Repeat, line for line, the entries printed below.

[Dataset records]
● ● ● ● ●
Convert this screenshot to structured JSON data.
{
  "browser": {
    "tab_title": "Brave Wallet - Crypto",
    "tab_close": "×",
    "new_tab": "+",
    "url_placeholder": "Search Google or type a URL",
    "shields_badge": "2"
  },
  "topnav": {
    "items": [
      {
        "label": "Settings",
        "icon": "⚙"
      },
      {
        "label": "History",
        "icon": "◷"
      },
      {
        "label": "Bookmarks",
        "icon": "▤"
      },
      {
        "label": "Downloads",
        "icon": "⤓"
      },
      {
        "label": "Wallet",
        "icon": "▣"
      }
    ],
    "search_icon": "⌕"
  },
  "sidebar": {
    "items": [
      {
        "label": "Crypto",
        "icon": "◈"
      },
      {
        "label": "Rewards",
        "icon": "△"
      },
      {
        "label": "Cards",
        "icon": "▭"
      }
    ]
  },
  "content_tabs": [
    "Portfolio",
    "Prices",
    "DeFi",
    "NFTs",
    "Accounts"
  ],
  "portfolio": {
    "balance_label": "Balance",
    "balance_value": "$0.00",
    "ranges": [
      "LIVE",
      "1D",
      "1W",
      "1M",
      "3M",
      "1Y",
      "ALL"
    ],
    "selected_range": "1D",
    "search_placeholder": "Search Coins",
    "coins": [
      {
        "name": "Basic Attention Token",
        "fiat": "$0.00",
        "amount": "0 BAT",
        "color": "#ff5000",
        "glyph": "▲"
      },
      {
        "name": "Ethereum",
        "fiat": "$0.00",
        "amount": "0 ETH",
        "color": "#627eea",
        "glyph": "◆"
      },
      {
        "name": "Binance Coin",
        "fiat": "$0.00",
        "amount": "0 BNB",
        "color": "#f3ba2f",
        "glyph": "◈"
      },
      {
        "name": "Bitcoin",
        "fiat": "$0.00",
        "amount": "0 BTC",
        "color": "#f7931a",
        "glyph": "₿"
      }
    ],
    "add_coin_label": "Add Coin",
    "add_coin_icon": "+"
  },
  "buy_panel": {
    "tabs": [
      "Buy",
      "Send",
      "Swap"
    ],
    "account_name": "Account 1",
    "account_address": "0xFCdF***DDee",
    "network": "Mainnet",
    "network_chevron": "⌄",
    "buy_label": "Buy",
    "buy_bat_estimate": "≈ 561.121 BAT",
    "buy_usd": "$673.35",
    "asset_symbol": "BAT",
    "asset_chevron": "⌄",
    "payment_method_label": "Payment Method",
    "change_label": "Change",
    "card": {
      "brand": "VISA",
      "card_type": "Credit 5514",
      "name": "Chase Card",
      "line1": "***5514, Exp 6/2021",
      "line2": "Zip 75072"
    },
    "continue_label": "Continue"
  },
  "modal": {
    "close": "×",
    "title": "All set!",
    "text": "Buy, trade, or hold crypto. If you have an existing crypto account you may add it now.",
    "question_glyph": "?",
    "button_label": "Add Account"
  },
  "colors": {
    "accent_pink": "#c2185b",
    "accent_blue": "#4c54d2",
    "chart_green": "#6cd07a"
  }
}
● ● ● ● ●
# Output for this task
Convert this screenshot to structured JSON data.
{
  "browser": {
    "tab_title": "Brave Wallet - Crypto",
    "tab_close": "×",
    "new_tab": "+",
    "url_placeholder": "Search Google or type a URL",
    "shields_badge": "2"
  },
  "topnav": {
    "items": [
      {
        "label": "Settings",
        "icon": "⚙"
      },
      {
        "label": "History",
        "icon": "◷"
      },
      {
        "label": "Bookmarks",
        "icon": "▤"
      },
      {
        "label": "Downloads",
        "icon": "⤓"
      },
      {
        "label": "Wallet",
        "icon": "▣"
      }
    ],
    "search_icon": "⌕"
  },
  "sidebar": {
    "items": [
      {
        "label": "Crypto",
        "icon": "◈"
      },
      {
        "label": "Rewards",
        "icon": "△"
      },
      {
        "label": "Cards",
        "icon": "▭"
      }
    ]
  },
  "content_tabs": [
    "Portfolio",
    "Prices",
    "DeFi",
    "NFTs",
    "Accounts"
  ],
  "portfolio": {
    "balance_label": "Balance",
    "balance_value": "$0.00",
    "ranges": [
      "LIVE",
      "1D",
      "1W",
      "1M",
      "3M",
      "1Y",
      "ALL"
    ],
    "selected_range": "1D",
    "search_placeholder": "Search Coins",
    "coins": [
      {
        "name": "Basic Attention Token",
        "fiat": "$0.00",
        "amount": "0 BAT",
        "color": "#ff5000",
        "glyph": "▲"
      },
      {
        "name": "Ethereum",
        "fiat": "$0.00",
        "amount": "0 ETH",
        "color": "#627eea",
        "glyph": "◆"
      },
      {
        "name": "Binance Coin",
        "fiat": "$0.00",
        "amount": "0 BNB",
        "color": "#f3ba2f",
        "glyph": "◈"
      },
      {
        "name": "Bitcoin",
        "fiat": "$0.00",
        "amount": "0 BTC",
        "color": "#f7931a",
        "glyph": "₿"
      }
    ],
    "add_coin_label": "Add Coin",
    "add_coin_icon": "+"
  },
  "buy_panel": {
    "tabs": [
      "Buy",
      "Send",
      "Swap"
    ],
    "account_name": "Account 1",
    "account_address": "0xFCdF***DDee",
    "network": "Mainnet",
    "network_chevron": "⌄",
    "buy_label": "Buy",
    "buy_bat_estimate": "≈ 561.121 BAT",
    "buy_usd": "$673.35",
    "asset_symbol": "BAT",
    "asset_chevron": "⌄",
    "payment_method_label": "Payment Method",
    "change_label": "Change",
    "card": {
      "brand": "VISA",
      "card_type": "Credit 5514",
      "name": "Chase Card",
      "line1": "***5514, Exp 6/2021",
      "line2": "Zip 75072"
    },
    "continue_label": "Continue"
  },
  "modal": {
    "close": "×",
    "title": "All set!",
    "text": "Buy, trade, or hold crypto. If you have an existing crypto account you may add it now.",
    "question_glyph": "?",
    "button_label": "Add Account"
  },
  "colors": {
    "accent_pink": "#c2185b",
    "accent_blue": "#4c54d2",
    "chart_green": "#6cd07a"
  }
}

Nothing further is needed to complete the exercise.